▶

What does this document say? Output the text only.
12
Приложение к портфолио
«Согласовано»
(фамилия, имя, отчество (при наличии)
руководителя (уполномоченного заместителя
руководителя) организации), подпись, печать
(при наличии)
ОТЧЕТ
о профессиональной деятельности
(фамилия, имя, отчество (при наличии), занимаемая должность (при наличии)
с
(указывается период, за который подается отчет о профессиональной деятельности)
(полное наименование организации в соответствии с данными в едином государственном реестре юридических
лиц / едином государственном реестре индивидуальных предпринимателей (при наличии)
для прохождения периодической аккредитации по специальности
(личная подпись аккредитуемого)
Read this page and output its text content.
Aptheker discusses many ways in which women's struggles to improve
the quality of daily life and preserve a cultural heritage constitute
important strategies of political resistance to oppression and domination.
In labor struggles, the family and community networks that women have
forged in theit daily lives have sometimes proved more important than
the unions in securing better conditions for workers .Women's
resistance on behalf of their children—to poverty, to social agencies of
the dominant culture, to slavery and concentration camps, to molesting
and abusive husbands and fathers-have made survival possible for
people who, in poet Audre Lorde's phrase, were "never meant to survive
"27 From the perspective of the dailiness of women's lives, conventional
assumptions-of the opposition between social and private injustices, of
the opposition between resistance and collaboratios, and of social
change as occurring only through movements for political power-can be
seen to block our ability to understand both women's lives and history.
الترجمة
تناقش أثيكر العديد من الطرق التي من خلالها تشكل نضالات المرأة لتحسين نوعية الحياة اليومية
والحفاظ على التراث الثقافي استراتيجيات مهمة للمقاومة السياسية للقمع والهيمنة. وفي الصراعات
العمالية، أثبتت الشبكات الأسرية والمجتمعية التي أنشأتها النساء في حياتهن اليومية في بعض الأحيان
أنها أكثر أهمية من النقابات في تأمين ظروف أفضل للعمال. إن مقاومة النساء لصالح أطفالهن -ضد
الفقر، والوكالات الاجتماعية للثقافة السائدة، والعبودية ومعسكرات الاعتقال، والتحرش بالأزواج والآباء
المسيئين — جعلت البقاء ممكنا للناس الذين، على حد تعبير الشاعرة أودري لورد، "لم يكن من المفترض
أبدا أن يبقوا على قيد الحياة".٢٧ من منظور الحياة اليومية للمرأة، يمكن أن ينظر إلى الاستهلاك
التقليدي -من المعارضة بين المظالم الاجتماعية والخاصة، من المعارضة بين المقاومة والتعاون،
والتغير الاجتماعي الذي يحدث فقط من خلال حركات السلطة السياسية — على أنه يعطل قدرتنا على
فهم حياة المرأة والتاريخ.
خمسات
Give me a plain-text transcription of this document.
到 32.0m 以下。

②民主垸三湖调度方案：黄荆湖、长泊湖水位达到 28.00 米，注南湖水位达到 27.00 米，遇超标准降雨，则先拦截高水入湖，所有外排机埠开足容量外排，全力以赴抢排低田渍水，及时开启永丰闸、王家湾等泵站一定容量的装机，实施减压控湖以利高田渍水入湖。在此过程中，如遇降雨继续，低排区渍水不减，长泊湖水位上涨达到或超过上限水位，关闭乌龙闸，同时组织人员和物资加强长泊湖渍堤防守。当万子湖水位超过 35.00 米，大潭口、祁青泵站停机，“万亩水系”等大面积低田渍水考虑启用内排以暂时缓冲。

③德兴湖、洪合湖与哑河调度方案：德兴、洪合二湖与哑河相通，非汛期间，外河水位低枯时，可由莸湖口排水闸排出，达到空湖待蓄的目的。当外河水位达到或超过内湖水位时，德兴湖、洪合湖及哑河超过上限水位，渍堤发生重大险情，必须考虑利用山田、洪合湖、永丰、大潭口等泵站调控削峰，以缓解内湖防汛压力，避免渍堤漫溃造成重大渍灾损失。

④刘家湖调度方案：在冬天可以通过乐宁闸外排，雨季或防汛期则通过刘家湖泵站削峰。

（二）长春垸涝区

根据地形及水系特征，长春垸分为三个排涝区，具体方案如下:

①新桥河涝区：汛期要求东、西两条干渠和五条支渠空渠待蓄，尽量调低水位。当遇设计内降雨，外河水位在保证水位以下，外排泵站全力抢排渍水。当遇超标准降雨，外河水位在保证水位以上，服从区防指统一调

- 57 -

◀

**SET EXERCISE**.
Search the entries for the word "التي" and pick out every line that holds it.

**ANSWER FOR THIS EXERCISE**.
تناقش أثيكر العديد من الطرق التي من خلالها تشكل نضالات المرأة لتحسين نوعية الحياة اليومية
العمالية، أثبتت الشبكات الأسرية والمجتمعية التي أنشأتها النساء في حياتهن اليومية في بعض الأحيان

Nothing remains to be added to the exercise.